# Directions
Extract every line of the material below and reproduce it faithfully.
##### Data
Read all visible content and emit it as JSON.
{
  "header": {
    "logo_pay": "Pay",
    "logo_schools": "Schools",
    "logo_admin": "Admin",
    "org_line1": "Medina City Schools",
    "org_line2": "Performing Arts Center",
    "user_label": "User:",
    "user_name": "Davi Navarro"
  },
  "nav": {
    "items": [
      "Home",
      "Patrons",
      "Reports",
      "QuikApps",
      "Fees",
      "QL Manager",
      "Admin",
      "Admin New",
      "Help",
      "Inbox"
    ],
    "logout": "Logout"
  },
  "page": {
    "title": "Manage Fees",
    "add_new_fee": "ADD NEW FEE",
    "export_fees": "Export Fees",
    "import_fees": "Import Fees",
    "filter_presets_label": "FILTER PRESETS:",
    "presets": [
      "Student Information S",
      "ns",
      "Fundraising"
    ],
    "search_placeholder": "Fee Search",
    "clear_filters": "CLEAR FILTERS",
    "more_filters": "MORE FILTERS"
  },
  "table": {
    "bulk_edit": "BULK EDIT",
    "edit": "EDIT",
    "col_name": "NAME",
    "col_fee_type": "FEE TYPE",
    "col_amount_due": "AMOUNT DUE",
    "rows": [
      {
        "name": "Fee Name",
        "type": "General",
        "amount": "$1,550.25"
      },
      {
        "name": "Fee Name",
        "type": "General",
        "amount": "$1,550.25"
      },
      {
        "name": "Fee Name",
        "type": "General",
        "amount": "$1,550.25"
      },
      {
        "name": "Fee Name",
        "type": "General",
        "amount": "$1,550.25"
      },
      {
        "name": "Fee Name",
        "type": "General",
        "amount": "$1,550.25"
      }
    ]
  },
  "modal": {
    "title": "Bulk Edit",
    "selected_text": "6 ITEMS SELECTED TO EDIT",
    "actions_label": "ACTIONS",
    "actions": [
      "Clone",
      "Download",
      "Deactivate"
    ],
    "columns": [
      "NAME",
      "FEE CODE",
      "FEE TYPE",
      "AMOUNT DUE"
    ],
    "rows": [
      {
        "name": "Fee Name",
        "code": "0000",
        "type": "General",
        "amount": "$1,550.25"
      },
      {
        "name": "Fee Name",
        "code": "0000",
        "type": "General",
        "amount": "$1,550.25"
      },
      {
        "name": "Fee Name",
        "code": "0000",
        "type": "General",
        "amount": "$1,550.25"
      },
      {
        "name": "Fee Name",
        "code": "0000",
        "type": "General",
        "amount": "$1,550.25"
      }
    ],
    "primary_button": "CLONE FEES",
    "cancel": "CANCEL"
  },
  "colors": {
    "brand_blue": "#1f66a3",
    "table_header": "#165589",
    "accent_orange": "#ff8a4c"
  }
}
##########
# In response
Read all visible content and emit it as JSON.
{
  "header": {
    "logo_pay": "Pay",
    "logo_schools": "Schools",
    "logo_admin": "Admin",
    "org_line1": "Medina City Schools",
    "org_line2": "Performing Arts Center",
    "user_label": "User:",
    "user_name": "Davi Navarro"
  },
  "nav": {
    "items": [
      "Home",
      "Patrons",
      "Reports",
      "QuikApps",
      "Fees",
      "QL Manager",
      "Admin",
      "Admin New",
      "Help",
      "Inbox"
    ],
    "logout": "Logout"
  },
  "page": {
    "title": "Manage Fees",
    "add_new_fee": "ADD NEW FEE",
    "export_fees": "Export Fees",
    "import_fees": "Import Fees",
    "filter_presets_label": "FILTER PRESETS:",
    "presets": [
      "Student Information S",
      "ns",
      "Fundraising"
    ],
    "search_placeholder": "Fee Search",
    "clear_filters": "CLEAR FILTERS",
    "more_filters": "MORE FILTERS"
  },
  "table": {
    "bulk_edit": "BULK EDIT",
    "edit": "EDIT",
    "col_name": "NAME",
    "col_fee_type": "FEE TYPE",
    "col_amount_due": "AMOUNT DUE",
    "rows": [
      {
        "name": "Fee Name",
        "type": "General",
        "amount": "$1,550.25"
      },
      {
        "name": "Fee Name",
        "type": "General",
        "amount": "$1,550.25"
      },
      {
        "name": "Fee Name",
        "type": "General",
        "amount": "$1,550.25"
      },
      {
        "name": "Fee Name",
        "type": "General",
        "amount": "$1,550.25"
      },
      {
        "name": "Fee Name",
        "type": "General",
        "amount": "$1,550.25"
      }
    ]
  },
  "modal": {
    "title": "Bulk Edit",
    "selected_text": "6 ITEMS SELECTED TO EDIT",
    "actions_label": "ACTIONS",
    "actions": [
      "Clone",
      "Download",
      "Deactivate"
    ],
    "columns": [
      "NAME",
      "FEE CODE",
      "FEE TYPE",
      "AMOUNT DUE"
    ],
    "rows": [
      {
        "name": "Fee Name",
        "code": "0000",
        "type": "General",
        "amount": "$1,550.25"
      },
      {
        "name": "Fee Name",
        "code": "0000",
        "type": "General",
        "amount": "$1,550.25"
      },
      {
        "name": "Fee Name",
        "code": "0000",
        "type": "General",
        "amount": "$1,550.25"
      },
      {
        "name": "Fee Name",
        "code": "0000",
        "type": "General",
        "amount": "$1,550.25"
      }
    ],
    "primary_button": "CLONE FEES",
    "cancel": "CANCEL"
  },
  "colors": {
    "brand_blue": "#1f66a3",
    "table_header": "#165589",
    "accent_orange": "#ff8a4c"
  }
}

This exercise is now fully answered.